- TASK TO CARRY OUT:
Set out each line from the following listing that includes the word "name".

- TASK DATA:
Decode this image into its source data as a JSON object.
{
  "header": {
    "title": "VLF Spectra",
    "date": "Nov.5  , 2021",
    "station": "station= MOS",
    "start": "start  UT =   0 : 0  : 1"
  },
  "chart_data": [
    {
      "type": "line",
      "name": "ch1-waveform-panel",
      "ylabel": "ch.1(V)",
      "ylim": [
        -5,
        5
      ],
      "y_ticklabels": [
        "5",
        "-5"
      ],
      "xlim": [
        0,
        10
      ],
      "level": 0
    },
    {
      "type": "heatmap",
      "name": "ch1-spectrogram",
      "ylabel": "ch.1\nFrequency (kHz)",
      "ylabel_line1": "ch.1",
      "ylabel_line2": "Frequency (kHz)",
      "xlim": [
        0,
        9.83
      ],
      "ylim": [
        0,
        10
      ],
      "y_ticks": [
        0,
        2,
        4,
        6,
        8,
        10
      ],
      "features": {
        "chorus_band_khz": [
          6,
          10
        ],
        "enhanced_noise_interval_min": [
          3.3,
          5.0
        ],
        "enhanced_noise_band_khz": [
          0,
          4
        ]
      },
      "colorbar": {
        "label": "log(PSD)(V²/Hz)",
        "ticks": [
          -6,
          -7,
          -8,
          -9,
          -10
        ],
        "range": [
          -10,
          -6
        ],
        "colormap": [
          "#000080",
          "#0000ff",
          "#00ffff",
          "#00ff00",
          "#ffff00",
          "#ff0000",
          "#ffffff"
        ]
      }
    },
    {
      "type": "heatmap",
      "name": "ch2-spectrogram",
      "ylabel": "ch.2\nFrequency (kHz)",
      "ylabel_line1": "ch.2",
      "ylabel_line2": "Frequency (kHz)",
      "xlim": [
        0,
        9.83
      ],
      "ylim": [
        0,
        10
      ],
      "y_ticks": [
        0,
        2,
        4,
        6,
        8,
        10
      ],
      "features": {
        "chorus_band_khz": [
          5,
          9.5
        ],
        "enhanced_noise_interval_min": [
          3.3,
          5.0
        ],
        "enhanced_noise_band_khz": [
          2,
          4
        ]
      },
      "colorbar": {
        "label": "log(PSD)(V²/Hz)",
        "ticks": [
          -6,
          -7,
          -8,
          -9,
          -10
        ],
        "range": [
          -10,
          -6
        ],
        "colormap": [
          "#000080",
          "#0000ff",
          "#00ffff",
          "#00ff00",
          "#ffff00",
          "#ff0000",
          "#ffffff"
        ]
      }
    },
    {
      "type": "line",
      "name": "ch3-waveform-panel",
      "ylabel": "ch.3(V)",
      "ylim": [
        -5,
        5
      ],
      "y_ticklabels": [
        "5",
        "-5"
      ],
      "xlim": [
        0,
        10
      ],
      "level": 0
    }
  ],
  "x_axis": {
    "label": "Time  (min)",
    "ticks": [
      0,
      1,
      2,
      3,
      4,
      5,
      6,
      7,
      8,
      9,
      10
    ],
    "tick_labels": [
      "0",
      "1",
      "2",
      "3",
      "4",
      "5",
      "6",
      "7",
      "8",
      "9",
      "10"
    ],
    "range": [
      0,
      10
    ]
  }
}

- WRITTEN ANSWER:
      "name": "ch1-waveform-panel",
      "name": "ch1-spectrogram",
      "name": "ch2-spectrogram",
      "name": "ch3-waveform-panel",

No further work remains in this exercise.